## Brief
Reproduce the rows from the line containing "skill-detail-dialog: 技能详情 技能名称" through the line containing "inherit-count-label: 可传承数量 [508, 192, 589, 211]", inclusive, without changing any character.

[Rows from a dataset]
+ + + + + + +

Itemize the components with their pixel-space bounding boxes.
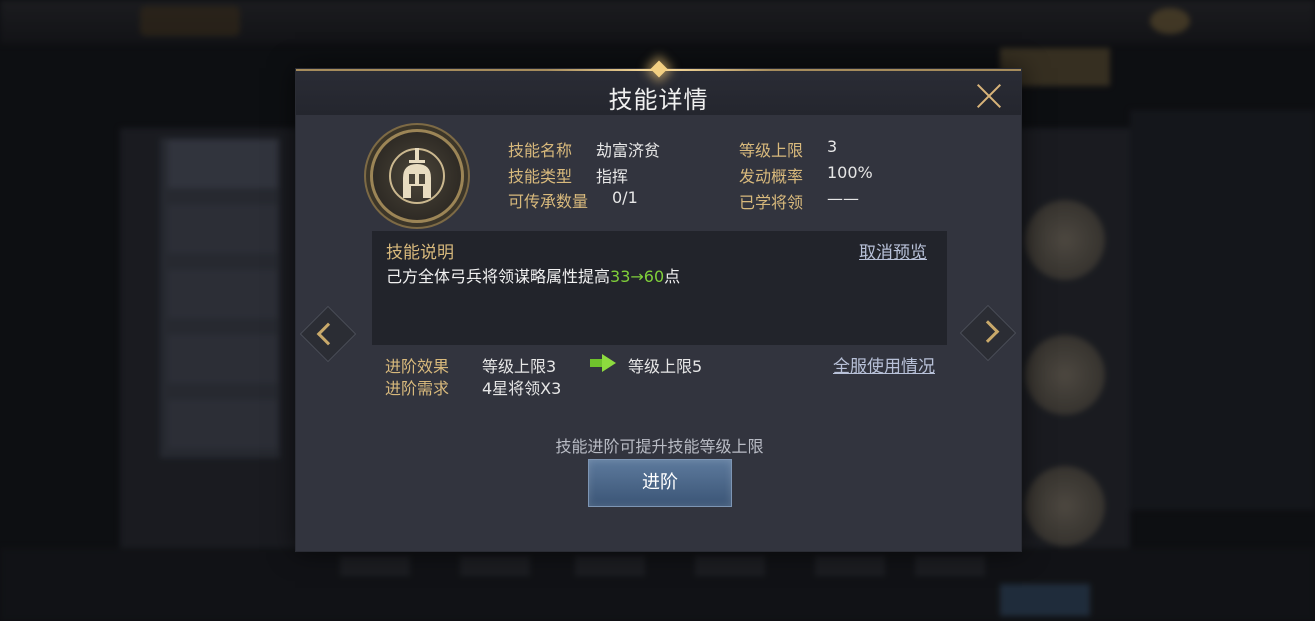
skill-detail-dialog: 技能详情 技能名称 劫富济贫 技能类型 指挥 可传承数量 0/1 等级上限 3 … [295, 60, 1022, 552]
helmet-sword-emblem-icon [370, 129, 464, 223]
advance-effect-label: 进阶效果 [385, 357, 450, 376]
inherit-count-label: 可传承数量 [508, 192, 589, 211]
value-arrow: → [630, 267, 644, 286]
advance-requirement-value: 4星将领X3 [482, 379, 562, 398]
value-from: 33 [610, 267, 631, 286]
description-prefix: 己方全体弓兵将领谋略属性提高 [386, 267, 611, 286]
skill-name-value: 劫富济贫 [596, 141, 661, 160]
advance-hint: 技能进阶可提升技能等级上限 [555, 437, 764, 456]
server-usage-link[interactable]: 全服使用情况 [833, 352, 935, 377]
description-text: 己方全体弓兵将领谋略属性提高33→60点 [386, 263, 680, 287]
level-cap-label: 等级上限 [739, 141, 804, 160]
learned-generals-label: 已学将领 [739, 193, 804, 212]
dialog-title: 技能详情 [608, 86, 709, 114]
learned-generals-value: —— [827, 189, 859, 208]
cancel-preview-link[interactable]: 取消预览 [859, 238, 927, 263]
description-title: 技能说明 [386, 243, 454, 263]
close-icon[interactable] [972, 79, 1006, 113]
advance-button[interactable]: 进阶 [588, 459, 732, 507]
previous-skill-button[interactable] [299, 305, 357, 363]
level-cap-value: 3 [827, 137, 838, 156]
chevron-left-icon [316, 322, 340, 346]
next-skill-button[interactable] [959, 304, 1017, 362]
advance-requirement-label: 进阶需求 [385, 379, 450, 398]
skill-type-label: 技能类型 [508, 167, 573, 186]
green-arrow-icon [590, 354, 616, 372]
dialog-header: 技能详情 [296, 60, 1021, 115]
skill-name-label: 技能名称 [508, 141, 573, 160]
advance-effect-from: 等级上限3 [482, 357, 557, 376]
skill-description-box: 技能说明 己方全体弓兵将领谋略属性提高33→60点 取消预览 [372, 231, 947, 345]
value-to: 60 [643, 267, 665, 286]
trigger-rate-label: 发动概率 [739, 167, 804, 186]
description-suffix: 点 [664, 267, 681, 286]
inherit-count-value: 0/1 [612, 188, 638, 207]
trigger-rate-value: 100% [827, 163, 873, 182]
chevron-right-icon [976, 320, 1000, 343]
advance-effect-to: 等级上限5 [628, 357, 703, 376]
skill-type-value: 指挥 [596, 167, 629, 186]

+ + + + + + +

## Exercise result
skill-detail-dialog: 技能详情 技能名称 劫富济贫 技能类型 指挥 可传承数量 0/1 等级上限 3 … [295, 60, 1022, 552]
helmet-sword-emblem-icon [370, 129, 464, 223]
advance-effect-label: 进阶效果 [385, 357, 450, 376]
inherit-count-label: 可传承数量 [508, 192, 589, 211]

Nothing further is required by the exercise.